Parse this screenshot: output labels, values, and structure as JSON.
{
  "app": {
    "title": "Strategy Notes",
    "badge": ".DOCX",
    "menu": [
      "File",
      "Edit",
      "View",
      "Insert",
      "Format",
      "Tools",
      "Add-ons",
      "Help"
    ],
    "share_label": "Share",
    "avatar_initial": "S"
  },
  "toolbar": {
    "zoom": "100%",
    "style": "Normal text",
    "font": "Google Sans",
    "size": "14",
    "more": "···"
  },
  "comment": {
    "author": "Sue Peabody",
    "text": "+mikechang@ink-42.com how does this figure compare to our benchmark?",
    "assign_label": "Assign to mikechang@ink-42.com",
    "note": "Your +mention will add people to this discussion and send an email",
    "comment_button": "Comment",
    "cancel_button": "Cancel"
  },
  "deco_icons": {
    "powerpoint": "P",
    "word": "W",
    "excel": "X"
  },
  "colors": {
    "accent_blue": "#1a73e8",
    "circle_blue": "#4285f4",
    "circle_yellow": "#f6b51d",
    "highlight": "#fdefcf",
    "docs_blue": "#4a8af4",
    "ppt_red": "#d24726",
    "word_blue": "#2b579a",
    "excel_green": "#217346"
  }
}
---
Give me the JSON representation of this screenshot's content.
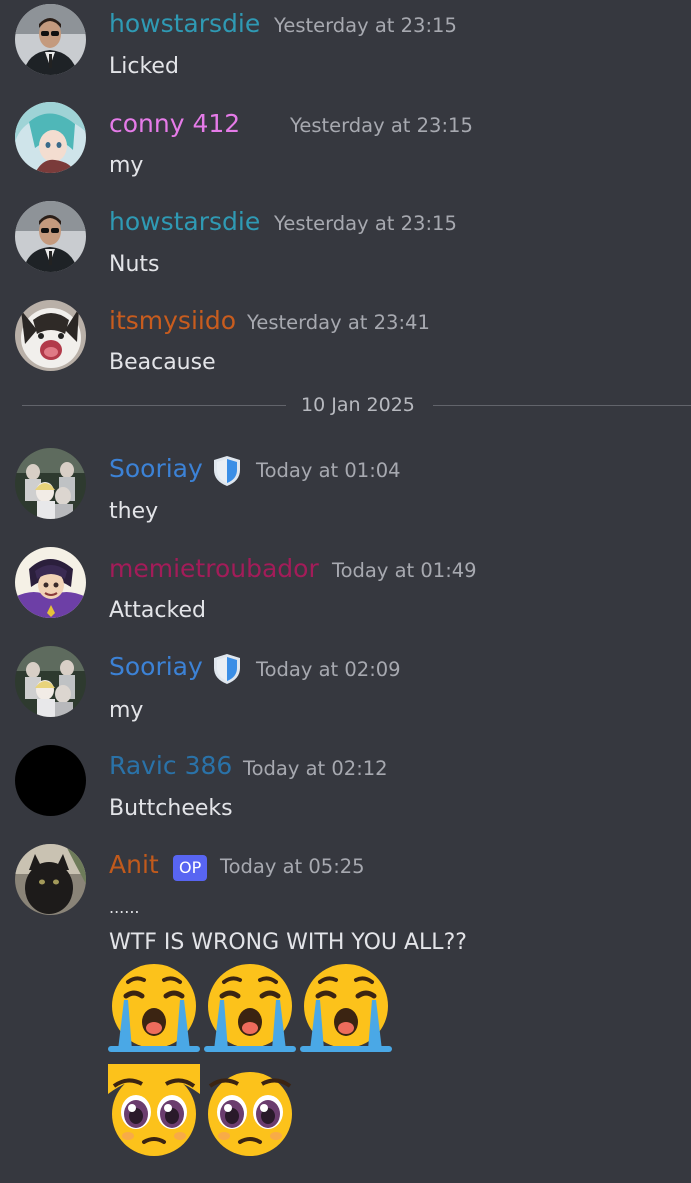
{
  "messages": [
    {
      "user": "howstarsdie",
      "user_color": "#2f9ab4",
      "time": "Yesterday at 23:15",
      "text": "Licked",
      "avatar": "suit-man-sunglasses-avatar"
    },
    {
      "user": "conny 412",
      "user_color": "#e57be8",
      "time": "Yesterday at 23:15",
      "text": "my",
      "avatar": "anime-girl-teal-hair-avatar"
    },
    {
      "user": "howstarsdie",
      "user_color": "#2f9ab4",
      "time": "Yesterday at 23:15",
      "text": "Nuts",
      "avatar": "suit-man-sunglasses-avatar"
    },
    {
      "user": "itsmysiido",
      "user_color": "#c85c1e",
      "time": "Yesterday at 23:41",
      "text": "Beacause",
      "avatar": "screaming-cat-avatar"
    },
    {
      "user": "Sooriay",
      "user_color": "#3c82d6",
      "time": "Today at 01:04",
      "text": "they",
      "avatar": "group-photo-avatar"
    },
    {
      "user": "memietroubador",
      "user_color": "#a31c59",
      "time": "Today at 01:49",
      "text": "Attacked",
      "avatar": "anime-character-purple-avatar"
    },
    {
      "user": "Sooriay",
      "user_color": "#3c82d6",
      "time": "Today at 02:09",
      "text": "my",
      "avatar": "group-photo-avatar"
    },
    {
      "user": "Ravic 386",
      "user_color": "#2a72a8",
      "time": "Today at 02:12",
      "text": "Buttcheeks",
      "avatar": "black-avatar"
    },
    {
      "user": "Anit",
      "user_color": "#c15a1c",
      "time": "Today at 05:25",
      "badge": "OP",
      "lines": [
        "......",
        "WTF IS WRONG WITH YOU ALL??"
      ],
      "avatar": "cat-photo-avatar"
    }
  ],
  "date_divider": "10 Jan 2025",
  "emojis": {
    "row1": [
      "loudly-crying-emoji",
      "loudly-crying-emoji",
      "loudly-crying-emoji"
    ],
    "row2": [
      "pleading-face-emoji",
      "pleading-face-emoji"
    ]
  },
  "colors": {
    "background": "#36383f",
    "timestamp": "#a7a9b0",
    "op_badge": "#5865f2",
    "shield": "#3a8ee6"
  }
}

# [Job]
Show all lines from the data above in which the word "mikechang" appears.

# [Output for this exercise]
    "text": "+mikechang@ink-42.com how does this figure compare to our benchmark?",
    "assign_label": "Assign to mikechang@ink-42.com",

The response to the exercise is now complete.